Search the records below for the word "JSON". Pull out each line that has it.

▶ _Listed records_:
━━━━━━━━━━

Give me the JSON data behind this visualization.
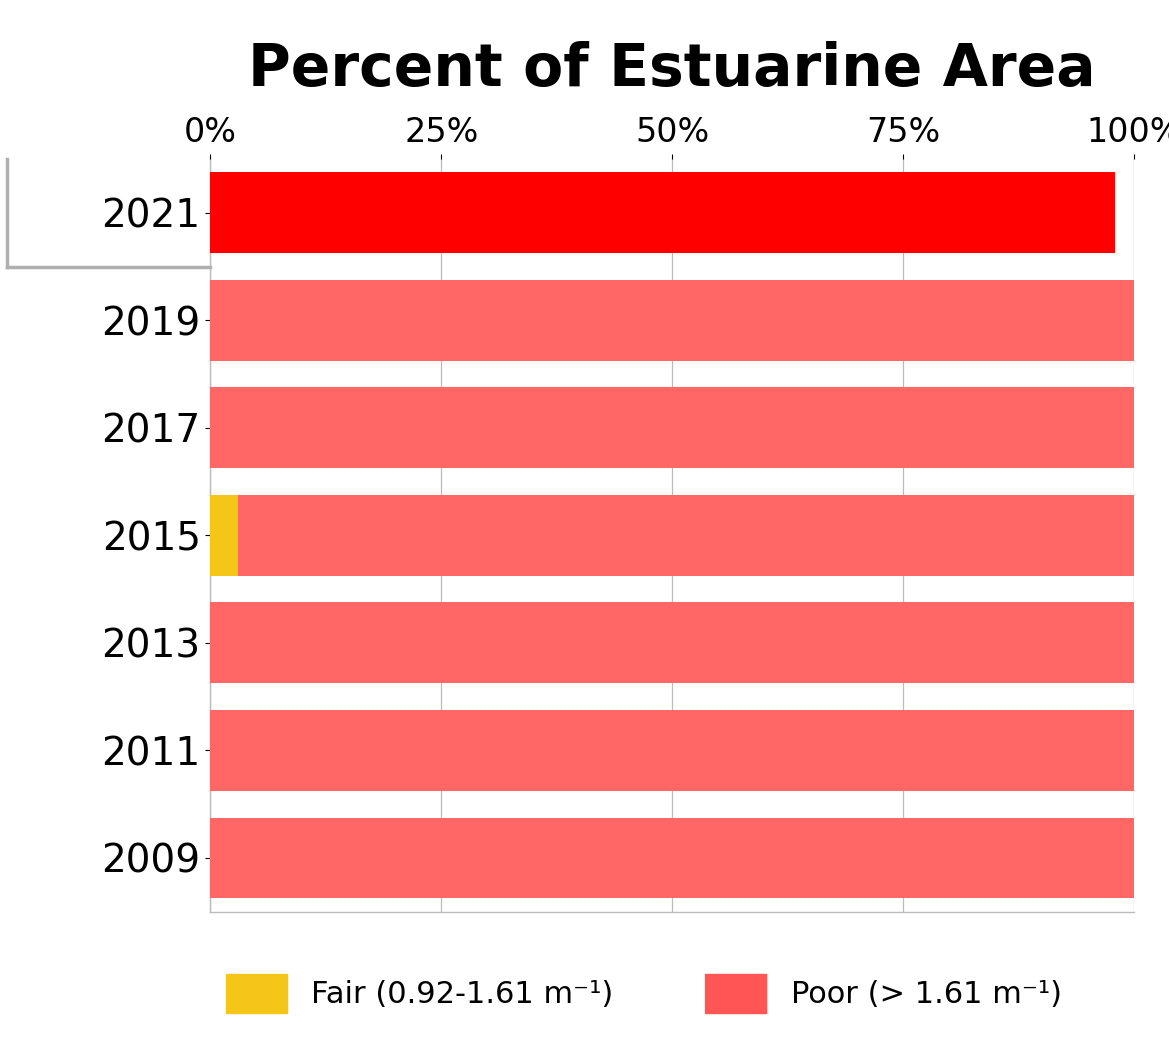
{
  "years": [
    "2021",
    "2019",
    "2017",
    "2015",
    "2013",
    "2011",
    "2009"
  ],
  "fair_values": [
    0,
    0,
    0,
    3,
    0,
    0,
    0
  ],
  "poor_values": [
    98,
    100,
    100,
    97,
    100,
    100,
    100
  ],
  "colors_poor": [
    "#ff0000",
    "#ff6666",
    "#ff6666",
    "#ff6666",
    "#ff6666",
    "#ff6666",
    "#ff6666"
  ],
  "color_fair": "#f5c518",
  "title": "Percent of Estuarine Area",
  "xlim": [
    0,
    100
  ],
  "xticks": [
    0,
    25,
    50,
    75,
    100
  ],
  "xticklabels": [
    "0%",
    "25%",
    "50%",
    "75%",
    "100%"
  ],
  "legend_fair_label": "Fair (0.92-1.61 m⁻¹)",
  "legend_poor_label": "Poor (> 1.61 m⁻¹)",
  "bg_color": "#ffffff",
  "highlight_box_color": "#b0b0b0",
  "bar_height": 0.75,
  "title_fontsize": 42,
  "tick_fontsize": 24,
  "year_fontsize": 28
}
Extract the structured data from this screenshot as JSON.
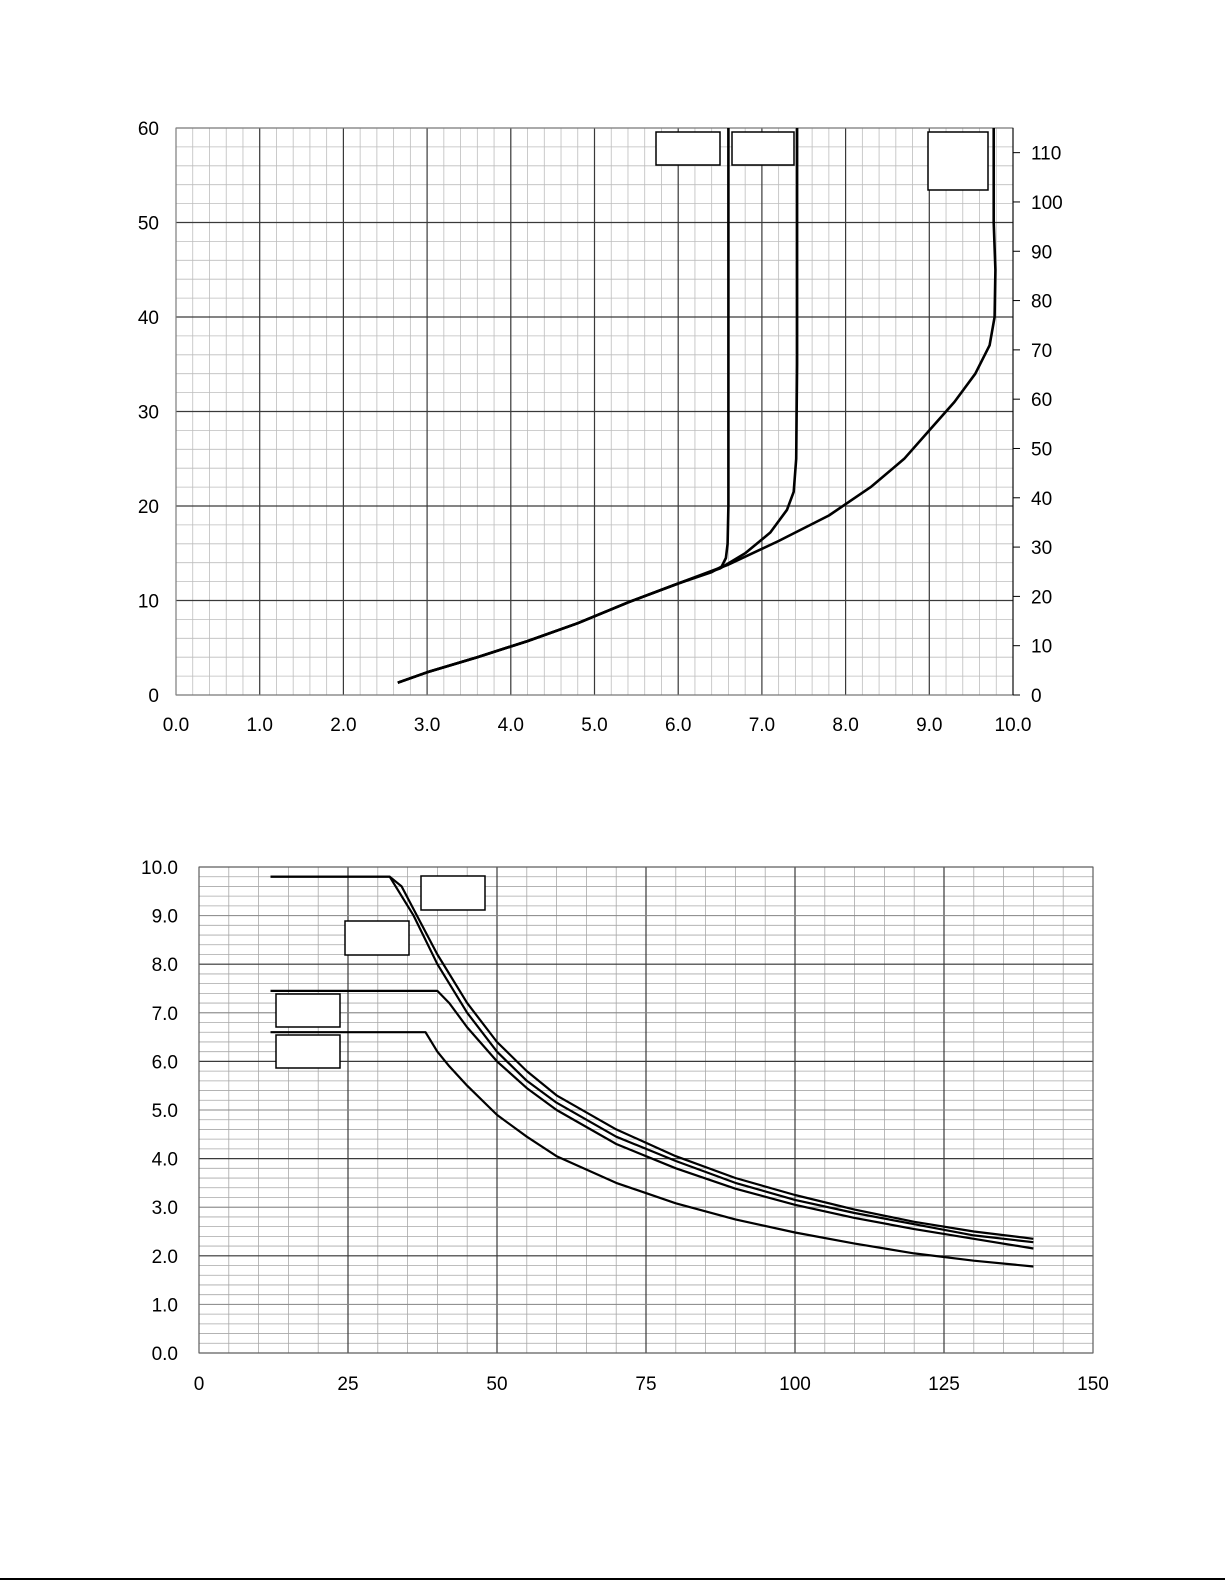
{
  "chart_data": [
    {
      "type": "line",
      "x_ticks": [
        "0.0",
        "1.0",
        "2.0",
        "3.0",
        "4.0",
        "5.0",
        "6.0",
        "7.0",
        "8.0",
        "9.0",
        "10.0"
      ],
      "y_ticks": [
        "0",
        "10",
        "20",
        "30",
        "40",
        "50",
        "60"
      ],
      "y2_ticks": [
        "0",
        "10",
        "20",
        "30",
        "40",
        "50",
        "60",
        "70",
        "80",
        "90",
        "100",
        "110"
      ],
      "xlim": [
        0,
        10
      ],
      "ylim": [
        0,
        60
      ],
      "y2lim": [
        0,
        115
      ],
      "grid": true,
      "series": [
        {
          "values": [
            [
              2.65,
              1.3
            ],
            [
              3.0,
              2.4
            ],
            [
              3.6,
              4.0
            ],
            [
              4.2,
              5.7
            ],
            [
              4.8,
              7.6
            ],
            [
              5.4,
              9.8
            ],
            [
              6.0,
              11.8
            ],
            [
              6.4,
              13.0
            ],
            [
              6.52,
              13.6
            ],
            [
              6.57,
              14.5
            ],
            [
              6.59,
              16
            ],
            [
              6.6,
              20
            ],
            [
              6.6,
              30
            ],
            [
              6.6,
              45
            ],
            [
              6.6,
              60
            ]
          ]
        },
        {
          "values": [
            [
              2.65,
              1.3
            ],
            [
              3.0,
              2.4
            ],
            [
              3.6,
              4.0
            ],
            [
              4.2,
              5.7
            ],
            [
              4.8,
              7.6
            ],
            [
              5.4,
              9.8
            ],
            [
              6.0,
              11.8
            ],
            [
              6.5,
              13.4
            ],
            [
              6.8,
              15.0
            ],
            [
              7.1,
              17.2
            ],
            [
              7.3,
              19.6
            ],
            [
              7.38,
              21.5
            ],
            [
              7.41,
              25
            ],
            [
              7.42,
              35
            ],
            [
              7.42,
              60
            ]
          ]
        },
        {
          "values": [
            [
              2.65,
              1.3
            ],
            [
              3.0,
              2.4
            ],
            [
              3.6,
              4.0
            ],
            [
              4.2,
              5.7
            ],
            [
              4.8,
              7.6
            ],
            [
              5.4,
              9.8
            ],
            [
              6.0,
              11.8
            ],
            [
              6.6,
              13.8
            ],
            [
              7.2,
              16.3
            ],
            [
              7.8,
              19.0
            ],
            [
              8.3,
              22.0
            ],
            [
              8.7,
              25.0
            ],
            [
              9.0,
              28.0
            ],
            [
              9.3,
              31.0
            ],
            [
              9.55,
              34.0
            ],
            [
              9.72,
              37.0
            ],
            [
              9.78,
              40.0
            ],
            [
              9.79,
              45.0
            ],
            [
              9.77,
              50.0
            ],
            [
              9.77,
              60.0
            ]
          ]
        }
      ],
      "label_boxes": 3
    },
    {
      "type": "line",
      "x_ticks": [
        "0",
        "25",
        "50",
        "75",
        "100",
        "125",
        "150"
      ],
      "y_ticks": [
        "0.0",
        "1.0",
        "2.0",
        "3.0",
        "4.0",
        "5.0",
        "6.0",
        "7.0",
        "8.0",
        "9.0",
        "10.0"
      ],
      "xlim": [
        0,
        150
      ],
      "ylim": [
        0,
        10
      ],
      "grid": true,
      "series": [
        {
          "values": [
            [
              12,
              9.8
            ],
            [
              32,
              9.8
            ],
            [
              34,
              9.6
            ],
            [
              37,
              8.9
            ],
            [
              40,
              8.2
            ],
            [
              45,
              7.2
            ],
            [
              50,
              6.4
            ],
            [
              55,
              5.8
            ],
            [
              60,
              5.3
            ],
            [
              70,
              4.6
            ],
            [
              80,
              4.05
            ],
            [
              90,
              3.6
            ],
            [
              100,
              3.25
            ],
            [
              110,
              2.95
            ],
            [
              120,
              2.7
            ],
            [
              130,
              2.5
            ],
            [
              140,
              2.35
            ]
          ]
        },
        {
          "values": [
            [
              12,
              9.8
            ],
            [
              32,
              9.8
            ],
            [
              36,
              9.0
            ],
            [
              40,
              8.0
            ],
            [
              45,
              7.0
            ],
            [
              50,
              6.2
            ],
            [
              55,
              5.6
            ],
            [
              60,
              5.15
            ],
            [
              70,
              4.45
            ],
            [
              80,
              3.95
            ],
            [
              90,
              3.5
            ],
            [
              100,
              3.15
            ],
            [
              110,
              2.88
            ],
            [
              120,
              2.65
            ],
            [
              130,
              2.42
            ],
            [
              140,
              2.28
            ]
          ]
        },
        {
          "values": [
            [
              12,
              7.45
            ],
            [
              40,
              7.45
            ],
            [
              42,
              7.2
            ],
            [
              45,
              6.7
            ],
            [
              50,
              6.0
            ],
            [
              55,
              5.45
            ],
            [
              60,
              5.0
            ],
            [
              70,
              4.3
            ],
            [
              80,
              3.8
            ],
            [
              90,
              3.38
            ],
            [
              100,
              3.05
            ],
            [
              110,
              2.78
            ],
            [
              120,
              2.55
            ],
            [
              130,
              2.35
            ],
            [
              140,
              2.15
            ]
          ]
        },
        {
          "values": [
            [
              12,
              6.6
            ],
            [
              38,
              6.6
            ],
            [
              40,
              6.2
            ],
            [
              42,
              5.9
            ],
            [
              45,
              5.5
            ],
            [
              50,
              4.9
            ],
            [
              55,
              4.45
            ],
            [
              60,
              4.05
            ],
            [
              70,
              3.5
            ],
            [
              80,
              3.08
            ],
            [
              90,
              2.75
            ],
            [
              100,
              2.48
            ],
            [
              110,
              2.25
            ],
            [
              120,
              2.05
            ],
            [
              130,
              1.9
            ],
            [
              140,
              1.78
            ]
          ]
        }
      ],
      "label_boxes": 4
    }
  ]
}
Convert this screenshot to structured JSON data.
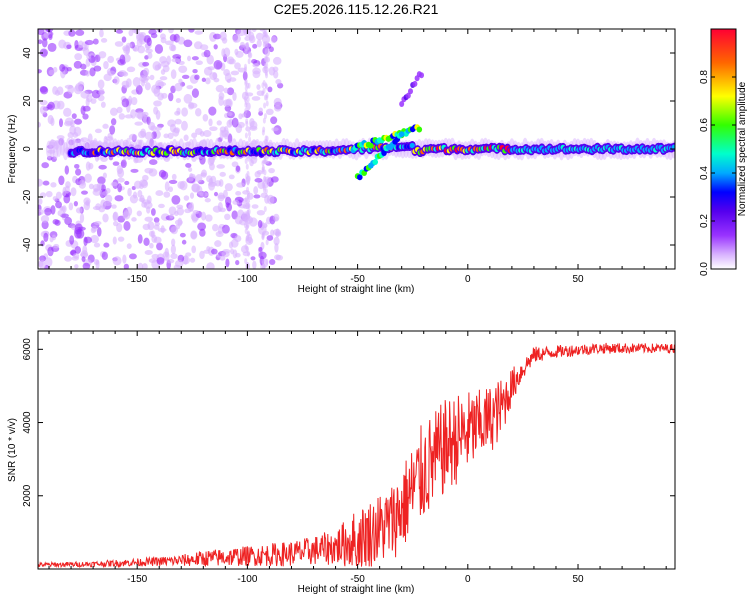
{
  "title": "C2E5.2026.115.12.26.R21",
  "chart_data": [
    {
      "type": "heatmap",
      "name": "doppler-spectrogram",
      "xlabel": "Height of straight line (km)",
      "ylabel": "Frequency (Hz)",
      "xlim": [
        -195,
        94
      ],
      "ylim": [
        -50,
        50
      ],
      "xticks": [
        -150,
        -100,
        -50,
        0,
        50
      ],
      "yticks": [
        -40,
        -20,
        0,
        20,
        40
      ],
      "tick_labels_x": [
        "-150",
        "-100",
        "-50",
        "0",
        "50"
      ],
      "tick_labels_y": [
        "-40",
        "-20",
        "0",
        "20",
        "40"
      ],
      "colorbar": {
        "label": "Normalized spectral amplitude",
        "range": [
          0,
          1
        ],
        "ticks": [
          0.0,
          0.2,
          0.4,
          0.6,
          0.8
        ],
        "tick_labels": [
          "0.0",
          "0.2",
          "0.4",
          "0.6",
          "0.8"
        ],
        "colors": [
          "#ffffff",
          "#d9b3ff",
          "#9933ff",
          "#5500ee",
          "#0000ff",
          "#00aaff",
          "#00ffcc",
          "#33ff00",
          "#ffff00",
          "#ff6600",
          "#ff0033"
        ]
      },
      "features": [
        {
          "name": "main-band",
          "x": [
            -175,
            94
          ],
          "frequency": 0,
          "description": "signal ridge near 0 Hz"
        },
        {
          "name": "branch-upper",
          "x": [
            -50,
            -22
          ],
          "frequency": [
            0,
            32
          ]
        },
        {
          "name": "branch-lower",
          "x": [
            -50,
            -30
          ],
          "frequency": [
            -12,
            8
          ]
        }
      ]
    },
    {
      "type": "line",
      "name": "snr-profile",
      "xlabel": "Height of straight line (km)",
      "ylabel": "SNR (10 * v/v)",
      "xlim": [
        -195,
        94
      ],
      "ylim": [
        0,
        6500
      ],
      "xticks": [
        -150,
        -100,
        -50,
        0,
        50
      ],
      "yticks": [
        2000,
        4000,
        6000
      ],
      "tick_labels_x": [
        "-150",
        "-100",
        "-50",
        "0",
        "50"
      ],
      "tick_labels_y": [
        "2000",
        "4000",
        "6000"
      ],
      "series_color": "#ee2222",
      "series": [
        {
          "name": "SNR",
          "envelope": {
            "x": [
              -195,
              -170,
              -140,
              -130,
              -120,
              -100,
              -80,
              -70,
              -60,
              -50,
              -40,
              -35,
              -30,
              -25,
              -20,
              -15,
              -10,
              -5,
              0,
              5,
              10,
              15,
              20,
              25,
              30,
              40,
              60,
              94
            ],
            "base": [
              100,
              120,
              180,
              200,
              240,
              300,
              350,
              420,
              500,
              650,
              900,
              1050,
              1400,
              1900,
              2400,
              2700,
              3100,
              3300,
              3500,
              3700,
              3900,
              4200,
              4900,
              5400,
              5800,
              5900,
              6000,
              6000
            ],
            "amp": [
              120,
              150,
              250,
              320,
              450,
              550,
              700,
              800,
              1000,
              1700,
              2000,
              2100,
              2400,
              2600,
              2800,
              2700,
              2600,
              2500,
              2300,
              2000,
              1900,
              1700,
              1000,
              600,
              450,
              350,
              300,
              250
            ]
          }
        }
      ]
    }
  ]
}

━━━━━━━━━━

▶ _Expected output_:
Give me the JSON data behind this visualization.
Extract the structured data from this screenshot as JSON.
Convert this screenshot to structured JSON data.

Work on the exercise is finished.